> _PROBLEM DETAILS_: Write the entries below out again exactly; any picture in them stays out.
[start RECORDS TO USE]
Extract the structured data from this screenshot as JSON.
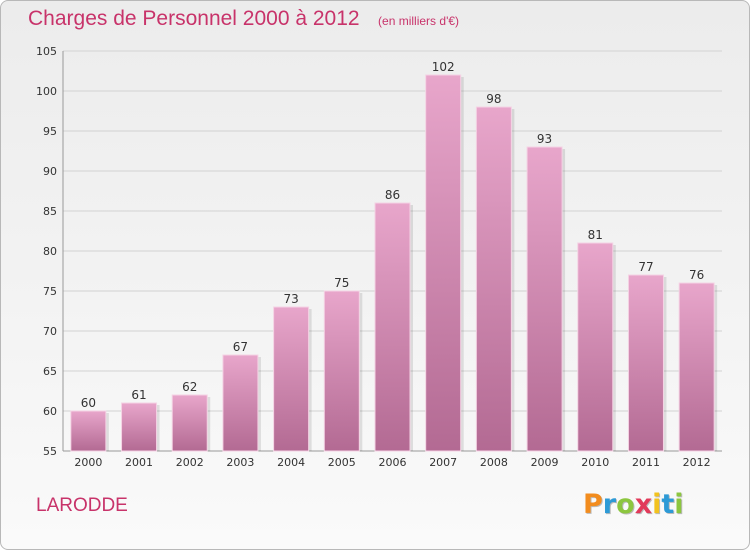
{
  "chart_data": {
    "type": "bar",
    "title": "Charges de Personnel 2000 à 2012",
    "subtitle": "(en milliers d'€)",
    "categories": [
      "2000",
      "2001",
      "2002",
      "2003",
      "2004",
      "2005",
      "2006",
      "2007",
      "2008",
      "2009",
      "2010",
      "2011",
      "2012"
    ],
    "values": [
      60,
      61,
      62,
      67,
      73,
      75,
      86,
      102,
      98,
      93,
      81,
      77,
      76
    ],
    "ylim": [
      55,
      105
    ],
    "yticks": [
      55,
      60,
      65,
      70,
      75,
      80,
      85,
      90,
      95,
      100,
      105
    ],
    "grid": true,
    "bar_color": "#c9699a",
    "title_color": "#c8336a"
  },
  "footer": {
    "commune": "LARODDE"
  },
  "logo": {
    "letters": [
      "P",
      "r",
      "o",
      "x",
      "i",
      "t",
      "i"
    ],
    "colors": [
      "#f28c1e",
      "#2d9ad6",
      "#8cc63f",
      "#e23a5a",
      "#f2c21e",
      "#2d9ad6",
      "#8cc63f"
    ]
  }
}
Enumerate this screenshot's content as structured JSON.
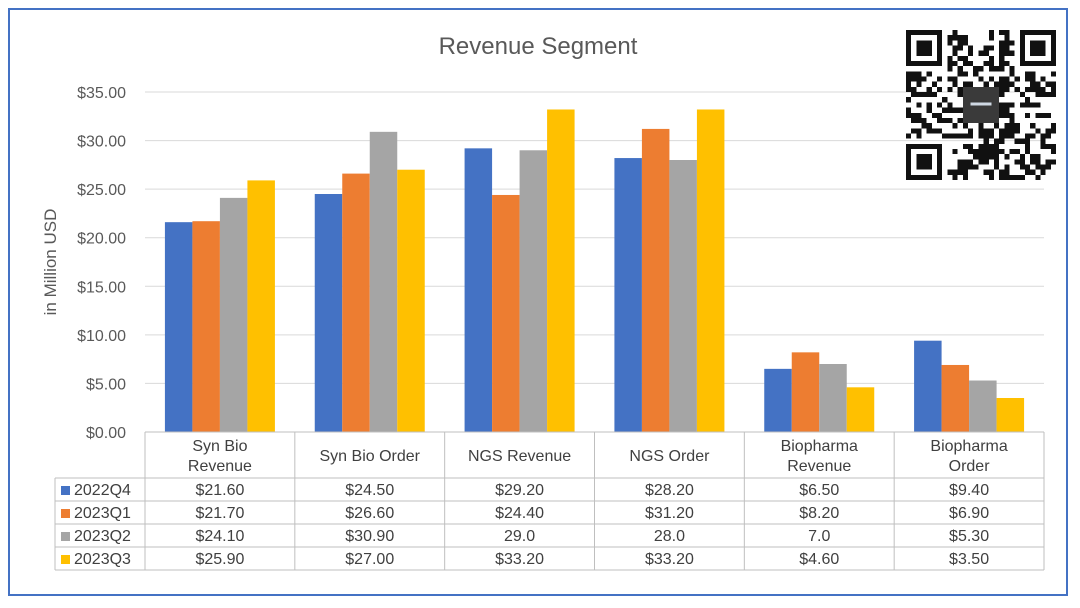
{
  "chart_data": {
    "type": "bar",
    "title": "Revenue Segment",
    "ylabel": "in Million USD",
    "xlabel": "",
    "ylim": [
      0,
      35
    ],
    "yticks": [
      "$0.00",
      "$5.00",
      "$10.00",
      "$15.00",
      "$20.00",
      "$25.00",
      "$30.00",
      "$35.00"
    ],
    "categories": [
      [
        "Syn Bio",
        "Revenue"
      ],
      [
        "Syn Bio Order"
      ],
      [
        "NGS Revenue"
      ],
      [
        "NGS Order"
      ],
      [
        "Biopharma",
        "Revenue"
      ],
      [
        "Biopharma",
        "Order"
      ]
    ],
    "grid": true,
    "legend": "table-below",
    "series": [
      {
        "name": "2022Q4",
        "color": "#4472c4",
        "values": [
          21.6,
          24.5,
          29.2,
          28.2,
          6.5,
          9.4
        ],
        "labels": [
          "$21.60",
          "$24.50",
          "$29.20",
          "$28.20",
          "$6.50",
          "$9.40"
        ]
      },
      {
        "name": "2023Q1",
        "color": "#ed7d31",
        "values": [
          21.7,
          26.6,
          24.4,
          31.2,
          8.2,
          6.9
        ],
        "labels": [
          "$21.70",
          "$26.60",
          "$24.40",
          "$31.20",
          "$8.20",
          "$6.90"
        ]
      },
      {
        "name": "2023Q2",
        "color": "#a5a5a5",
        "values": [
          24.1,
          30.9,
          29.0,
          28.0,
          7.0,
          5.3
        ],
        "labels": [
          "$24.10",
          "$30.90",
          "29.0",
          "28.0",
          "7.0",
          "$5.30"
        ]
      },
      {
        "name": "2023Q3",
        "color": "#ffc000",
        "values": [
          25.9,
          27.0,
          33.2,
          33.2,
          4.6,
          3.5
        ],
        "labels": [
          "$25.90",
          "$27.00",
          "$33.20",
          "$33.20",
          "$4.60",
          "$3.50"
        ]
      }
    ]
  },
  "qr_code": {
    "icon": "qr-code-icon",
    "color": "#111111"
  }
}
[end RECORDS TO USE]
> _EXERCISE RESPONSE_:
Extract the structured data from this screenshot as JSON.
{
  "chart_data": {
    "type": "bar",
    "title": "Charges de Personnel 2000 à 2012",
    "subtitle": "(en milliers d'€)",
    "categories": [
      "2000",
      "2001",
      "2002",
      "2003",
      "2004",
      "2005",
      "2006",
      "2007",
      "2008",
      "2009",
      "2010",
      "2011",
      "2012"
    ],
    "values": [
      60,
      61,
      62,
      67,
      73,
      75,
      86,
      102,
      98,
      93,
      81,
      77,
      76
    ],
    "ylim": [
      55,
      105
    ],
    "yticks": [
      55,
      60,
      65,
      70,
      75,
      80,
      85,
      90,
      95,
      100,
      105
    ],
    "grid": true,
    "bar_color": "#c9699a",
    "title_color": "#c8336a"
  },
  "footer": {
    "commune": "LARODDE"
  },
  "logo": {
    "letters": [
      "P",
      "r",
      "o",
      "x",
      "i",
      "t",
      "i"
    ],
    "colors": [
      "#f28c1e",
      "#2d9ad6",
      "#8cc63f",
      "#e23a5a",
      "#f2c21e",
      "#2d9ad6",
      "#8cc63f"
    ]
  }
}
Enumerate this screenshot's content as structured JSON.
{
  "chart_data": {
    "type": "bar",
    "title": "Revenue Segment",
    "ylabel": "in Million USD",
    "xlabel": "",
    "ylim": [
      0,
      35
    ],
    "yticks": [
      "$0.00",
      "$5.00",
      "$10.00",
      "$15.00",
      "$20.00",
      "$25.00",
      "$30.00",
      "$35.00"
    ],
    "categories": [
      [
        "Syn Bio",
        "Revenue"
      ],
      [
        "Syn Bio Order"
      ],
      [
        "NGS Revenue"
      ],
      [
        "NGS Order"
      ],
      [
        "Biopharma",
        "Revenue"
      ],
      [
        "Biopharma",
        "Order"
      ]
    ],
    "grid": true,
    "legend": "table-below",
    "series": [
      {
        "name": "2022Q4",
        "color": "#4472c4",
        "values": [
          21.6,
          24.5,
          29.2,
          28.2,
          6.5,
          9.4
        ],
        "labels": [
          "$21.60",
          "$24.50",
          "$29.20",
          "$28.20",
          "$6.50",
          "$9.40"
        ]
      },
      {
        "name": "2023Q1",
        "color": "#ed7d31",
        "values": [
          21.7,
          26.6,
          24.4,
          31.2,
          8.2,
          6.9
        ],
        "labels": [
          "$21.70",
          "$26.60",
          "$24.40",
          "$31.20",
          "$8.20",
          "$6.90"
        ]
      },
      {
        "name": "2023Q2",
        "color": "#a5a5a5",
        "values": [
          24.1,
          30.9,
          29.0,
          28.0,
          7.0,
          5.3
        ],
        "labels": [
          "$24.10",
          "$30.90",
          "29.0",
          "28.0",
          "7.0",
          "$5.30"
        ]
      },
      {
        "name": "2023Q3",
        "color": "#ffc000",
        "values": [
          25.9,
          27.0,
          33.2,
          33.2,
          4.6,
          3.5
        ],
        "labels": [
          "$25.90",
          "$27.00",
          "$33.20",
          "$33.20",
          "$4.60",
          "$3.50"
        ]
      }
    ]
  },
  "qr_code": {
    "icon": "qr-code-icon",
    "color": "#111111"
  }
}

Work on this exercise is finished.